■ The exercise ■
Write out the entire listing below exactly, with the pictures left out.

■ The input ■
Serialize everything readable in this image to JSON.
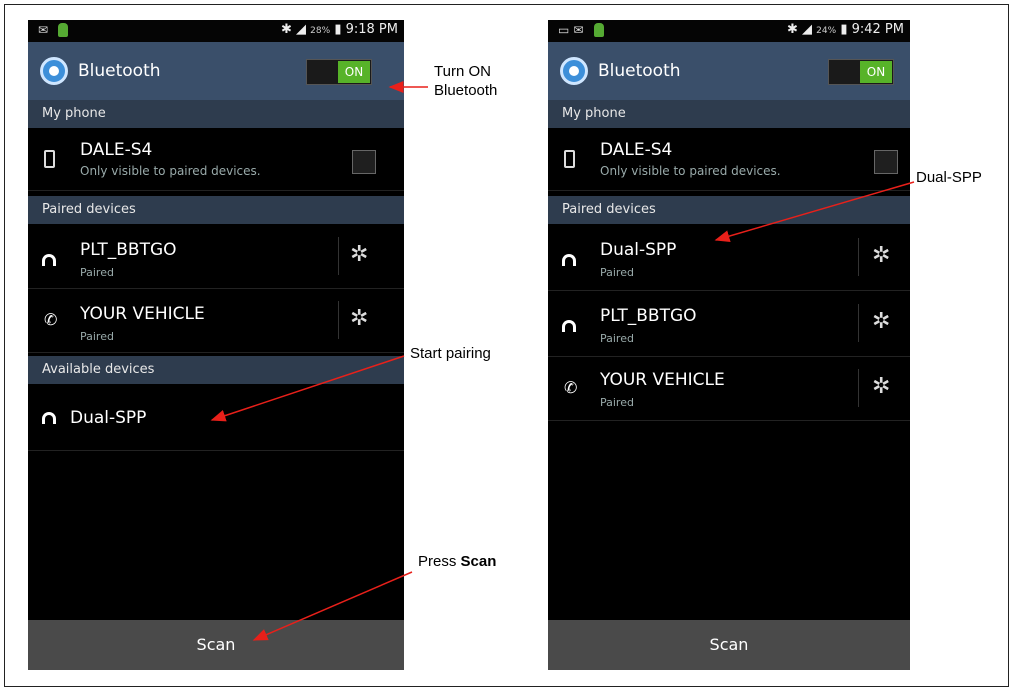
{
  "left_phone": {
    "status": {
      "percent": "28%",
      "time": "9:18 PM"
    },
    "title": "Bluetooth",
    "toggle_label": "ON",
    "sections": {
      "my_phone": "My phone",
      "paired": "Paired devices",
      "available": "Available devices"
    },
    "my_device": {
      "name": "DALE-S4",
      "sub": "Only visible to paired devices."
    },
    "paired": [
      {
        "name": "PLT_BBTGO",
        "sub": "Paired",
        "icon": "headset-icon"
      },
      {
        "name": "YOUR VEHICLE",
        "sub": "Paired",
        "icon": "phone-call-icon"
      }
    ],
    "available": [
      {
        "name": "Dual-SPP",
        "icon": "headset-icon"
      }
    ],
    "scan_label": "Scan"
  },
  "right_phone": {
    "status": {
      "percent": "24%",
      "time": "9:42 PM"
    },
    "title": "Bluetooth",
    "toggle_label": "ON",
    "sections": {
      "my_phone": "My phone",
      "paired": "Paired devices"
    },
    "my_device": {
      "name": "DALE-S4",
      "sub": "Only visible to paired devices."
    },
    "paired": [
      {
        "name": "Dual-SPP",
        "sub": "Paired",
        "icon": "headset-icon"
      },
      {
        "name": "PLT_BBTGO",
        "sub": "Paired",
        "icon": "headset-icon"
      },
      {
        "name": "YOUR VEHICLE",
        "sub": "Paired",
        "icon": "phone-call-icon"
      }
    ],
    "scan_label": "Scan"
  },
  "annotations": {
    "turn_on": [
      "Turn ON",
      "Bluetooth"
    ],
    "start_pairing": "Start pairing",
    "press": "Press",
    "scan": "Scan",
    "dual_spp": "Dual-SPP"
  },
  "colors": {
    "titlebar": "#3a4f6a",
    "section": "#2e3c4e",
    "toggle_on": "#57b329",
    "arrow": "#e8201a"
  }
}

■ The solution ■
Serialize everything readable in this image to JSON.
{
  "left_phone": {
    "status": {
      "percent": "28%",
      "time": "9:18 PM"
    },
    "title": "Bluetooth",
    "toggle_label": "ON",
    "sections": {
      "my_phone": "My phone",
      "paired": "Paired devices",
      "available": "Available devices"
    },
    "my_device": {
      "name": "DALE-S4",
      "sub": "Only visible to paired devices."
    },
    "paired": [
      {
        "name": "PLT_BBTGO",
        "sub": "Paired",
        "icon": "headset-icon"
      },
      {
        "name": "YOUR VEHICLE",
        "sub": "Paired",
        "icon": "phone-call-icon"
      }
    ],
    "available": [
      {
        "name": "Dual-SPP",
        "icon": "headset-icon"
      }
    ],
    "scan_label": "Scan"
  },
  "right_phone": {
    "status": {
      "percent": "24%",
      "time": "9:42 PM"
    },
    "title": "Bluetooth",
    "toggle_label": "ON",
    "sections": {
      "my_phone": "My phone",
      "paired": "Paired devices"
    },
    "my_device": {
      "name": "DALE-S4",
      "sub": "Only visible to paired devices."
    },
    "paired": [
      {
        "name": "Dual-SPP",
        "sub": "Paired",
        "icon": "headset-icon"
      },
      {
        "name": "PLT_BBTGO",
        "sub": "Paired",
        "icon": "headset-icon"
      },
      {
        "name": "YOUR VEHICLE",
        "sub": "Paired",
        "icon": "phone-call-icon"
      }
    ],
    "scan_label": "Scan"
  },
  "annotations": {
    "turn_on": [
      "Turn ON",
      "Bluetooth"
    ],
    "start_pairing": "Start pairing",
    "press": "Press",
    "scan": "Scan",
    "dual_spp": "Dual-SPP"
  },
  "colors": {
    "titlebar": "#3a4f6a",
    "section": "#2e3c4e",
    "toggle_on": "#57b329",
    "arrow": "#e8201a"
  }
}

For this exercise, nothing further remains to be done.